-- WORKING DATA --
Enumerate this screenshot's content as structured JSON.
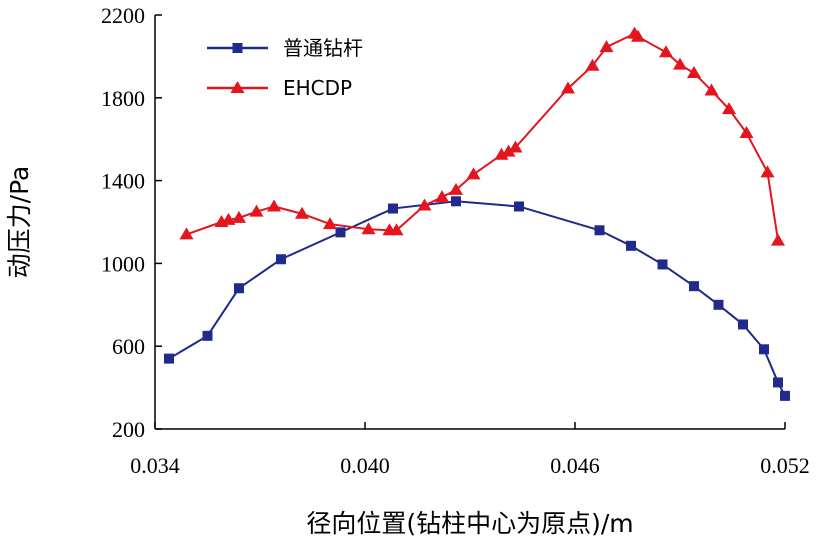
{
  "chart_data": {
    "type": "line",
    "title": "",
    "xlabel": "径向位置(钻柱中心为原点)/m",
    "ylabel": "动压力/Pa",
    "xlim": [
      0.034,
      0.052
    ],
    "ylim": [
      200,
      2200
    ],
    "xticks": [
      0.034,
      0.04,
      0.046,
      0.052
    ],
    "xtick_labels": [
      "0.034",
      "0.040",
      "0.046",
      "0.052"
    ],
    "yticks": [
      200,
      600,
      1000,
      1400,
      1800,
      2200
    ],
    "ytick_labels": [
      "200",
      "600",
      "1000",
      "1400",
      "1800",
      "2200"
    ],
    "grid": false,
    "legend_position": "top-left",
    "series": [
      {
        "name": "普通钻杆",
        "color": "#1f2a8c",
        "marker": "square",
        "x": [
          0.0344,
          0.0355,
          0.0364,
          0.0376,
          0.0393,
          0.0408,
          0.0426,
          0.0444,
          0.0467,
          0.0476,
          0.0485,
          0.0494,
          0.0501,
          0.0508,
          0.0514,
          0.0518,
          0.052
        ],
        "y": [
          540,
          650,
          880,
          1020,
          1150,
          1265,
          1300,
          1275,
          1160,
          1085,
          995,
          890,
          800,
          705,
          585,
          425,
          360
        ]
      },
      {
        "name": "EHCDP",
        "color": "#e4151f",
        "marker": "triangle",
        "x": [
          0.0349,
          0.0359,
          0.0361,
          0.0364,
          0.0369,
          0.0374,
          0.0382,
          0.039,
          0.0401,
          0.0407,
          0.0409,
          0.0417,
          0.0422,
          0.0426,
          0.0431,
          0.0439,
          0.0441,
          0.0443,
          0.0458,
          0.0465,
          0.0469,
          0.0477,
          0.0478,
          0.0486,
          0.049,
          0.0494,
          0.0499,
          0.0504,
          0.0509,
          0.0515,
          0.0518
        ],
        "y": [
          1140,
          1200,
          1210,
          1220,
          1250,
          1275,
          1240,
          1190,
          1165,
          1160,
          1160,
          1280,
          1320,
          1355,
          1430,
          1525,
          1540,
          1560,
          1845,
          1955,
          2045,
          2110,
          2095,
          2020,
          1960,
          1920,
          1835,
          1745,
          1630,
          1440,
          1110
        ]
      }
    ]
  }
}
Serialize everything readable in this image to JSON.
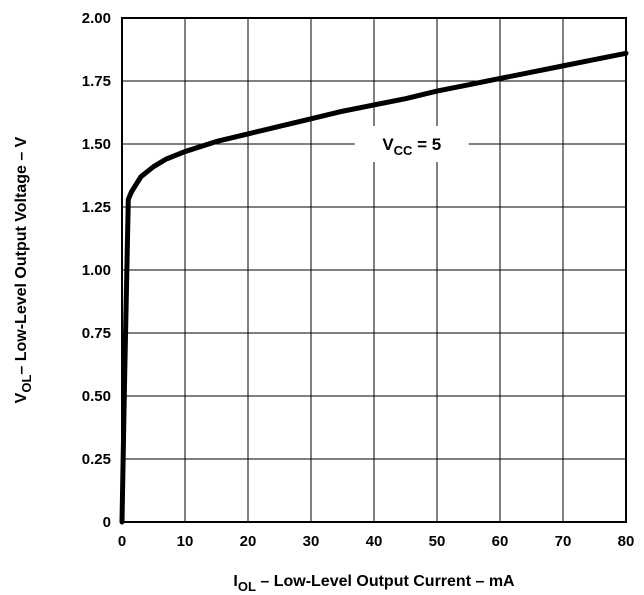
{
  "chart_data": {
    "type": "line",
    "title": "",
    "xlabel": {
      "main": "I",
      "sub": "OL",
      "rest": " – Low-Level Output Current – mA"
    },
    "ylabel": {
      "main": "V",
      "sub": "OL",
      "rest": "– Low-Level Output Voltage – V"
    },
    "xlim": [
      0,
      80
    ],
    "ylim": [
      0,
      2.0
    ],
    "x_ticks": [
      0,
      10,
      20,
      30,
      40,
      50,
      60,
      70,
      80
    ],
    "x_tick_labels": [
      "0",
      "10",
      "20",
      "30",
      "40",
      "50",
      "60",
      "70",
      "80"
    ],
    "y_ticks": [
      0,
      0.25,
      0.5,
      0.75,
      1.0,
      1.25,
      1.5,
      1.75,
      2.0
    ],
    "y_tick_labels": [
      "0",
      "0.25",
      "0.50",
      "0.75",
      "1.00",
      "1.25",
      "1.50",
      "1.75",
      "2.00"
    ],
    "grid": true,
    "series": [
      {
        "x": [
          0,
          0.4,
          1.0,
          1.5,
          2,
          3,
          4,
          5,
          7,
          10,
          15,
          20,
          25,
          30,
          35,
          40,
          45,
          50,
          55,
          60,
          65,
          70,
          75,
          80
        ],
        "y": [
          0,
          0.55,
          1.28,
          1.31,
          1.33,
          1.37,
          1.39,
          1.41,
          1.44,
          1.47,
          1.51,
          1.54,
          1.57,
          1.6,
          1.63,
          1.655,
          1.68,
          1.71,
          1.735,
          1.76,
          1.785,
          1.81,
          1.835,
          1.86
        ]
      }
    ],
    "annotation": {
      "main": "V",
      "sub": "CC",
      "rest": " = 5",
      "x": 46,
      "y": 1.5
    }
  }
}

-- EXERCISE --
Restate the whole listing above exactly, please, omitting every image.

-- ANSWER IN FULL --
Enumerate this screenshot's content as structured JSON.
{
  "chart_data": {
    "type": "line",
    "title": "",
    "xlabel": "径向位置(钻柱中心为原点)/m",
    "ylabel": "动压力/Pa",
    "xlim": [
      0.034,
      0.052
    ],
    "ylim": [
      200,
      2200
    ],
    "xticks": [
      0.034,
      0.04,
      0.046,
      0.052
    ],
    "xtick_labels": [
      "0.034",
      "0.040",
      "0.046",
      "0.052"
    ],
    "yticks": [
      200,
      600,
      1000,
      1400,
      1800,
      2200
    ],
    "ytick_labels": [
      "200",
      "600",
      "1000",
      "1400",
      "1800",
      "2200"
    ],
    "grid": false,
    "legend_position": "top-left",
    "series": [
      {
        "name": "普通钻杆",
        "color": "#1f2a8c",
        "marker": "square",
        "x": [
          0.0344,
          0.0355,
          0.0364,
          0.0376,
          0.0393,
          0.0408,
          0.0426,
          0.0444,
          0.0467,
          0.0476,
          0.0485,
          0.0494,
          0.0501,
          0.0508,
          0.0514,
          0.0518,
          0.052
        ],
        "y": [
          540,
          650,
          880,
          1020,
          1150,
          1265,
          1300,
          1275,
          1160,
          1085,
          995,
          890,
          800,
          705,
          585,
          425,
          360
        ]
      },
      {
        "name": "EHCDP",
        "color": "#e4151f",
        "marker": "triangle",
        "x": [
          0.0349,
          0.0359,
          0.0361,
          0.0364,
          0.0369,
          0.0374,
          0.0382,
          0.039,
          0.0401,
          0.0407,
          0.0409,
          0.0417,
          0.0422,
          0.0426,
          0.0431,
          0.0439,
          0.0441,
          0.0443,
          0.0458,
          0.0465,
          0.0469,
          0.0477,
          0.0478,
          0.0486,
          0.049,
          0.0494,
          0.0499,
          0.0504,
          0.0509,
          0.0515,
          0.0518
        ],
        "y": [
          1140,
          1200,
          1210,
          1220,
          1250,
          1275,
          1240,
          1190,
          1165,
          1160,
          1160,
          1280,
          1320,
          1355,
          1430,
          1525,
          1540,
          1560,
          1845,
          1955,
          2045,
          2110,
          2095,
          2020,
          1960,
          1920,
          1835,
          1745,
          1630,
          1440,
          1110
        ]
      }
    ]
  }
}
Serialize everything readable in this image to JSON.
{
  "chart_data": {
    "type": "line",
    "title": "",
    "xlabel": {
      "main": "I",
      "sub": "OL",
      "rest": " – Low-Level Output Current – mA"
    },
    "ylabel": {
      "main": "V",
      "sub": "OL",
      "rest": "– Low-Level Output Voltage – V"
    },
    "xlim": [
      0,
      80
    ],
    "ylim": [
      0,
      2.0
    ],
    "x_ticks": [
      0,
      10,
      20,
      30,
      40,
      50,
      60,
      70,
      80
    ],
    "x_tick_labels": [
      "0",
      "10",
      "20",
      "30",
      "40",
      "50",
      "60",
      "70",
      "80"
    ],
    "y_ticks": [
      0,
      0.25,
      0.5,
      0.75,
      1.0,
      1.25,
      1.5,
      1.75,
      2.0
    ],
    "y_tick_labels": [
      "0",
      "0.25",
      "0.50",
      "0.75",
      "1.00",
      "1.25",
      "1.50",
      "1.75",
      "2.00"
    ],
    "grid": true,
    "series": [
      {
        "x": [
          0,
          0.4,
          1.0,
          1.5,
          2,
          3,
          4,
          5,
          7,
          10,
          15,
          20,
          25,
          30,
          35,
          40,
          45,
          50,
          55,
          60,
          65,
          70,
          75,
          80
        ],
        "y": [
          0,
          0.55,
          1.28,
          1.31,
          1.33,
          1.37,
          1.39,
          1.41,
          1.44,
          1.47,
          1.51,
          1.54,
          1.57,
          1.6,
          1.63,
          1.655,
          1.68,
          1.71,
          1.735,
          1.76,
          1.785,
          1.81,
          1.835,
          1.86
        ]
      }
    ],
    "annotation": {
      "main": "V",
      "sub": "CC",
      "rest": " = 5",
      "x": 46,
      "y": 1.5
    }
  }
}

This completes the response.